(Source records)
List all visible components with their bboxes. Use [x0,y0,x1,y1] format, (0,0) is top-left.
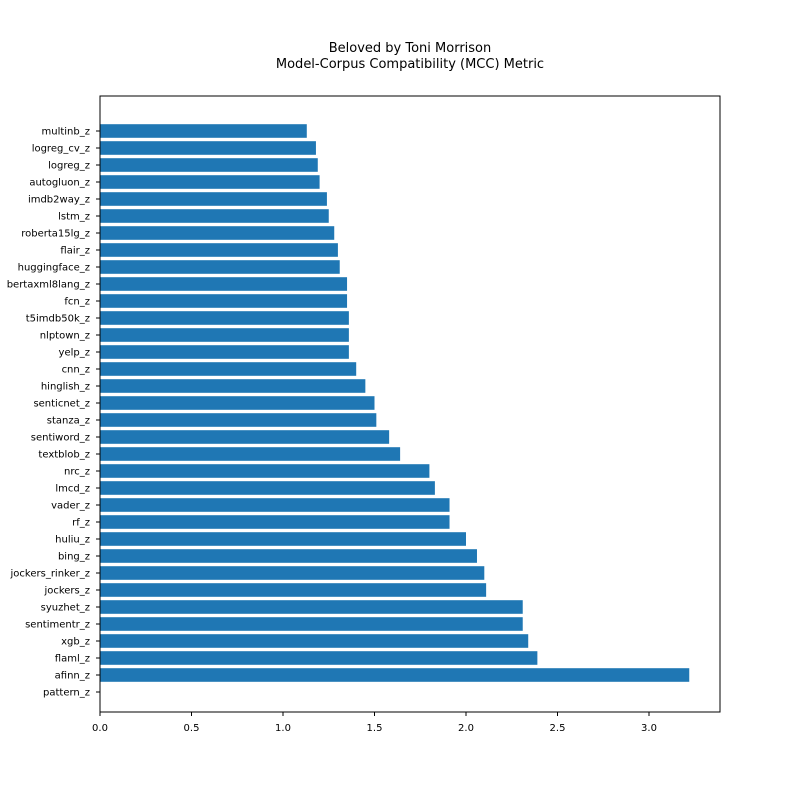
bar-multinb_z [100,124,307,138]
bar-fcn_z [100,294,348,308]
y-tick-label: senticnet_z [33,399,90,410]
bar-t5imdb50k_z [100,311,349,325]
bar-flaml_z [100,651,538,665]
bar-stanza_z [100,413,377,427]
bar-flair_z [100,243,338,257]
y-tick-label: vader_z [51,501,90,512]
y-tick-label: t5imdb50k_z [26,314,90,325]
chart-subtitle: Model-Corpus Compatibility (MCC) Metric [276,57,544,72]
chart-title: Beloved by Toni Morrison [329,41,492,56]
plot-area-frame [99,95,721,713]
y-tick-label: rf_z [72,518,90,529]
y-tick-label: lstm_z [58,212,90,223]
y-tick-label: syuzhet_z [41,603,90,614]
y-tick-label: bertaxml8lang_z [7,280,90,291]
x-tick-label: 0.5 [184,723,200,734]
bar-hinglish_z [100,379,366,393]
bar-nlptown_z [100,328,349,342]
bar-afinn_z [100,668,690,682]
y-tick-label: pattern_z [43,688,90,699]
bar-jockers_z [100,583,487,597]
y-tick-label: cnn_z [62,365,90,376]
bar-jockers_rinker_z [100,566,485,580]
y-tick-label: lmcd_z [55,484,90,495]
bar-lmcd_z [100,481,435,495]
bar-sentimentr_z [100,617,523,631]
y-tick-label: fcn_z [64,297,90,308]
y-tick-label: yelp_z [59,348,90,359]
y-tick-label: jockers_z [43,586,90,597]
y-tick-label: textblob_z [38,450,90,461]
x-axis-ticks: 0.0 0.5 1.0 1.5 2.0 2.5 3.0 [92,712,657,734]
y-tick-label: sentimentr_z [25,620,90,631]
y-tick-label: huggingface_z [18,263,90,274]
y-tick-label: jockers_rinker_z [10,569,90,580]
bar-bertaxml8lang_z [100,277,348,291]
bar-lstm_z [100,209,329,223]
bar-vader_z [100,498,450,512]
y-tick-label: roberta15lg_z [21,229,90,240]
x-tick-label: 0.0 [92,723,108,734]
y-tick-label: flaml_z [55,654,90,665]
bar-textblob_z [100,447,401,461]
y-tick-label: autogluon_z [29,178,90,189]
bar-huliu_z [100,532,466,546]
bar-xgb_z [100,634,529,648]
y-tick-label: huliu_z [55,535,90,546]
bar-sentiword_z [100,430,390,444]
bars-group [100,124,690,682]
bar-bing_z [100,549,477,563]
x-tick-label: 2.0 [458,723,474,734]
bar-autogluon_z [100,175,320,189]
y-tick-label: hinglish_z [41,382,90,393]
bar-logreg_z [100,158,318,172]
y-tick-label: logreg_cv_z [32,144,90,155]
y-tick-label: multinb_z [42,127,91,138]
bar-syuzhet_z [100,600,523,614]
y-tick-label: nrc_z [64,467,90,478]
y-tick-label: bing_z [58,552,90,563]
bar-yelp_z [100,345,349,359]
bar-rf_z [100,515,450,529]
bar-logreg_cv_z [100,141,316,155]
bar-roberta15lg_z [100,226,335,240]
y-tick-label: stanza_z [47,416,90,427]
y-tick-label: sentiword_z [31,433,90,444]
y-tick-label: flair_z [60,246,90,257]
y-tick-label: xgb_z [61,637,90,648]
bar-cnn_z [100,362,357,376]
x-tick-label: 3.0 [641,723,657,734]
y-tick-label: imdb2way_z [28,195,90,206]
y-tick-label: nlptown_z [40,331,90,342]
y-tick-label: afinn_z [55,671,90,682]
x-tick-label: 1.5 [367,723,383,734]
y-axis-ticks: multinb_z logreg_cv_z logreg_z autogluon_zi… [7,127,100,699]
bar-imdb2way_z [100,192,327,206]
x-tick-label: 2.5 [550,723,566,734]
bar-senticnet_z [100,396,375,410]
x-tick-label: 1.0 [275,723,291,734]
bar-nrc_z [100,464,430,478]
bar-huggingface_z [100,260,340,274]
y-tick-label: logreg_z [48,161,90,172]
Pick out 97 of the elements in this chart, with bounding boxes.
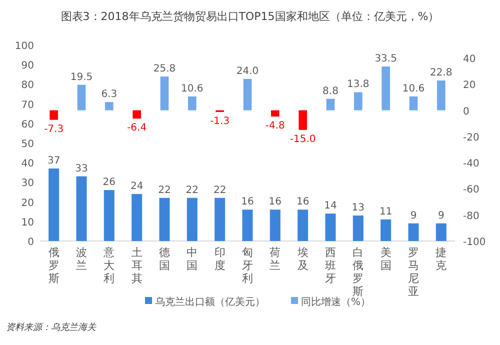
bar: [270, 210, 280, 241]
bar: [214, 198, 226, 241]
y2-tick-label: -80: [463, 210, 480, 222]
bar: [298, 210, 308, 241]
y2-tick-label: -20: [463, 132, 480, 144]
bar: [159, 198, 170, 241]
bar: [132, 194, 142, 241]
x-tick-label: 匈牙利: [242, 246, 253, 285]
data-label: 24.0: [236, 66, 259, 77]
y-tick-label: 10: [21, 217, 34, 228]
bar: [409, 96, 418, 110]
y-tick-label: 90: [21, 60, 34, 72]
bar: [186, 198, 198, 241]
x-tick-label: 罗马尼亚: [408, 246, 419, 298]
y2-tick-label: 20: [463, 80, 476, 92]
y2-tick-label: 0: [463, 106, 470, 118]
data-label: 26: [102, 177, 116, 188]
y-tick-label: 70: [21, 100, 34, 111]
data-label: 22: [213, 184, 226, 196]
bar: [242, 210, 253, 241]
x-tick-label: 俄罗斯: [48, 246, 60, 285]
chart-title: 图表3：2018年乌克兰货物贸易出口TOP15国家和地区（单位：亿美元，%）: [60, 10, 440, 23]
x-tick-label: 荷兰: [270, 246, 281, 272]
data-label: 13.8: [347, 79, 370, 90]
data-label: 9: [438, 210, 444, 222]
bar: [188, 96, 196, 110]
x-tick-label: 美国: [380, 246, 392, 272]
data-label: 9: [410, 210, 417, 222]
text: 资料来源：乌克兰海关: [6, 322, 97, 333]
data-label: 6.3: [101, 89, 118, 100]
x-tick-label: 土耳其: [131, 246, 142, 285]
data-label: -15.0: [290, 134, 316, 145]
bar: [132, 110, 141, 119]
x-tick-label: 德国: [159, 246, 170, 272]
y-tick-label: 50: [21, 139, 34, 150]
data-label: 16: [241, 196, 254, 208]
data-label: 16: [296, 196, 310, 208]
data-label: 16: [268, 196, 282, 208]
data-label: 33: [75, 163, 88, 174]
data-label: 22: [186, 184, 199, 196]
y-tick-label: 0: [28, 237, 34, 248]
legend-label: 同比增速（%）: [301, 296, 371, 308]
bar: [382, 66, 390, 110]
bar: [105, 102, 114, 110]
data-label: 10.6: [181, 83, 204, 94]
bar: [298, 110, 307, 130]
bar: [50, 110, 58, 120]
data-label: 25.8: [153, 64, 176, 75]
bar: [436, 223, 446, 241]
x-tick-label: 埃及: [296, 246, 308, 272]
data-label: -1.3: [210, 116, 230, 127]
y-tick-label: 80: [21, 80, 34, 92]
bar: [77, 84, 86, 110]
bar: [380, 219, 392, 241]
y2-tick-label: -60: [463, 184, 480, 196]
legend-label: 乌克兰出口额（亿美元）: [155, 296, 265, 308]
y-tick-label: 40: [21, 158, 34, 170]
x-tick-label: 波兰: [76, 246, 87, 272]
bar: [352, 216, 364, 241]
data-label: 10.6: [402, 83, 425, 94]
x-tick-label: 印度: [214, 246, 226, 272]
bar: [160, 76, 169, 110]
data-label: 11: [379, 206, 392, 218]
x-tick-label: 西班牙: [325, 246, 336, 285]
data-label: 37: [47, 155, 60, 166]
bar: [408, 223, 419, 241]
data-label: -6.4: [127, 122, 147, 134]
x-tick-label: 捷克: [436, 246, 447, 272]
bar: [271, 110, 280, 117]
bar: [48, 168, 60, 241]
data-label: 13: [352, 202, 365, 214]
bar: [104, 190, 114, 241]
bar: [325, 214, 336, 241]
data-label: -4.8: [265, 120, 285, 132]
y-tick-label: 20: [21, 198, 34, 209]
bar: [243, 78, 252, 110]
y2-tick-label: -40: [463, 158, 480, 170]
y-tick-label: 100: [14, 41, 34, 52]
x-tick-label: 意大利: [102, 246, 115, 285]
y-tick-label: 60: [21, 119, 34, 130]
data-label: 33.5: [374, 53, 397, 64]
data-label: 14: [324, 200, 337, 212]
x-tick-label: 中国: [186, 246, 198, 272]
y-tick-label: 30: [21, 178, 34, 190]
y2-tick-label: 40: [463, 54, 476, 65]
data-label: 22: [158, 184, 171, 196]
data-label: 22.8: [430, 67, 452, 78]
data-label: -7.3: [44, 124, 64, 135]
bar: [326, 98, 335, 110]
bar: [76, 176, 87, 241]
data-label: 24: [130, 180, 144, 192]
bar: [354, 92, 362, 110]
data-label: 19.5: [70, 72, 93, 83]
data-label: 8.8: [322, 86, 338, 97]
y2-tick-label: -100: [463, 237, 486, 248]
x-tick-label: 白俄罗斯: [352, 246, 364, 298]
bar: [437, 80, 446, 110]
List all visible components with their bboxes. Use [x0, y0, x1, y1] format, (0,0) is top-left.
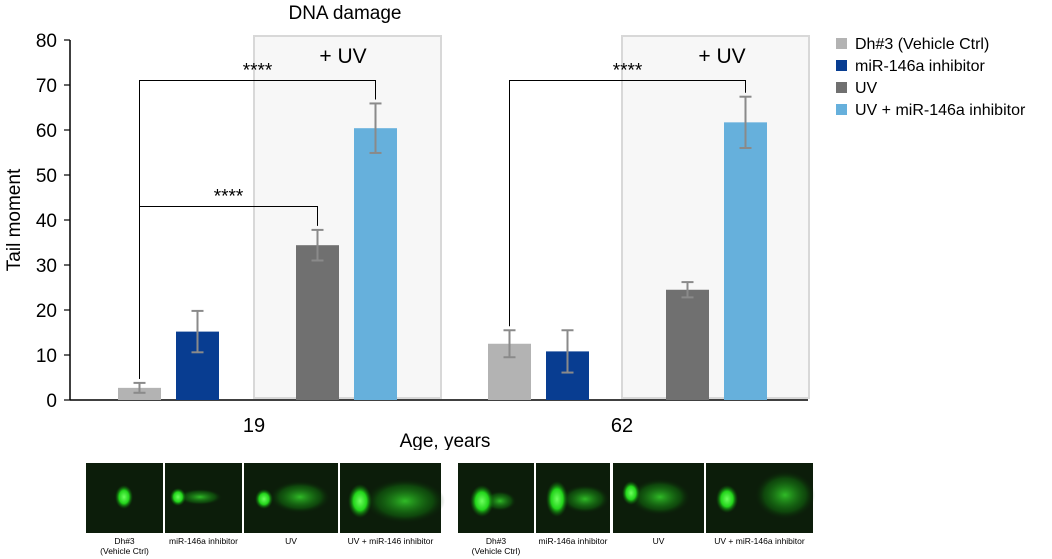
micrograph-caption: UV + miR-146 inhibitor	[348, 536, 434, 546]
y-tick-label: 70	[36, 76, 57, 97]
significance-label: ****	[214, 187, 244, 208]
bars-group	[118, 95, 767, 400]
significance-bracket	[509, 80, 746, 327]
micrograph-caption: UV + miR-146a inhibitor	[714, 536, 805, 546]
bar	[666, 289, 709, 400]
y-tick-label: 30	[36, 256, 57, 277]
comet-panel: UV + miR-146 inhibitor	[340, 463, 445, 546]
micrograph-caption: miR-146a inhibitor	[539, 536, 608, 546]
micrograph-caption: Dh#3 (Vehicle Ctrl)	[472, 536, 521, 556]
legend: Dh#3 (Vehicle Ctrl) miR-146a inhibitor UV U…	[836, 36, 1026, 119]
comet-panel: Dh#3 (Vehicle Ctrl)	[458, 463, 534, 556]
significance-brackets: **** **** ****	[139, 61, 746, 379]
uv-box-19	[253, 35, 442, 399]
category-label-62: 62	[611, 415, 633, 437]
y-axis: 0 10 20 30 40 50 60 70 80	[36, 31, 71, 412]
legend-label: UV	[855, 80, 878, 97]
micrograph-caption: miR-146a inhibitor	[169, 536, 238, 546]
y-tick-label: 0	[46, 391, 57, 412]
comet-panel: UV + miR-146a inhibitor	[706, 463, 815, 546]
legend-label: UV + miR-146a inhibitor	[855, 102, 1026, 119]
comet-panel: UV	[613, 463, 704, 546]
y-axis-label: Tail moment	[4, 168, 25, 271]
y-tick-label: 10	[36, 346, 57, 367]
micrograph-caption: UV	[653, 536, 665, 546]
y-tick-label: 50	[36, 166, 57, 187]
y-tick-label: 60	[36, 121, 57, 142]
comet-panel: UV	[244, 463, 338, 546]
dna-damage-chart: + UV + UV DNA damage 0 10 20 30 40 50 60 70 80 T…	[4, 3, 1026, 450]
chart-title: DNA damage	[288, 3, 401, 24]
legend-swatch	[836, 82, 847, 93]
category-label-19: 19	[243, 415, 265, 437]
uv-box-62	[621, 35, 810, 399]
bar	[354, 128, 397, 400]
bar	[296, 245, 339, 400]
significance-label: ****	[243, 61, 273, 82]
significance-label: ****	[613, 61, 643, 82]
comet-panel: miR-146a inhibitor	[165, 463, 242, 546]
comet-panel: miR-146a inhibitor	[536, 463, 610, 546]
legend-swatch	[836, 104, 847, 115]
legend-label: Dh#3 (Vehicle Ctrl)	[855, 36, 989, 53]
legend-swatch	[836, 38, 847, 49]
comet-micrograph-strip: Dh#3 (Vehicle Ctrl) miR-146a inhibitor UV UV…	[86, 463, 815, 556]
bar	[724, 122, 767, 400]
y-tick-label: 20	[36, 301, 57, 322]
legend-label: miR-146a inhibitor	[855, 58, 986, 75]
comet-panel: Dh#3 (Vehicle Ctrl)	[86, 463, 163, 556]
uv-box-label-19: + UV	[319, 45, 366, 68]
x-axis-label: Age, years	[400, 431, 491, 450]
legend-swatch	[836, 60, 847, 71]
micrograph-caption: UV	[285, 536, 297, 546]
y-tick-label: 80	[36, 31, 57, 52]
bar	[118, 387, 161, 400]
micrograph-caption: Dh#3 (Vehicle Ctrl)	[100, 536, 149, 556]
uv-box-label-62: + UV	[698, 45, 745, 68]
significance-bracket	[139, 206, 318, 379]
y-tick-label: 40	[36, 211, 57, 232]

* TASK PROMPT: Update the part of the material that opens with the line containing "bar: [270, 210, 280, 241]" and closes with the line containing "x-tick-label: 匈牙利: [242, 246, 253, 285]": rewrite those lines with "y2-tick-label" changed to "secondary-tick-label" and everything else left the same.

* SOLUTION TO THE PROBLEM:
bar: [270, 210, 280, 241]
bar: [214, 198, 226, 241]
secondary-tick-label: -80: [463, 210, 480, 222]
bar: [298, 210, 308, 241]
secondary-tick-label: -20: [463, 132, 480, 144]
bar: [159, 198, 170, 241]
bar: [132, 194, 142, 241]
x-tick-label: 匈牙利: [242, 246, 253, 285]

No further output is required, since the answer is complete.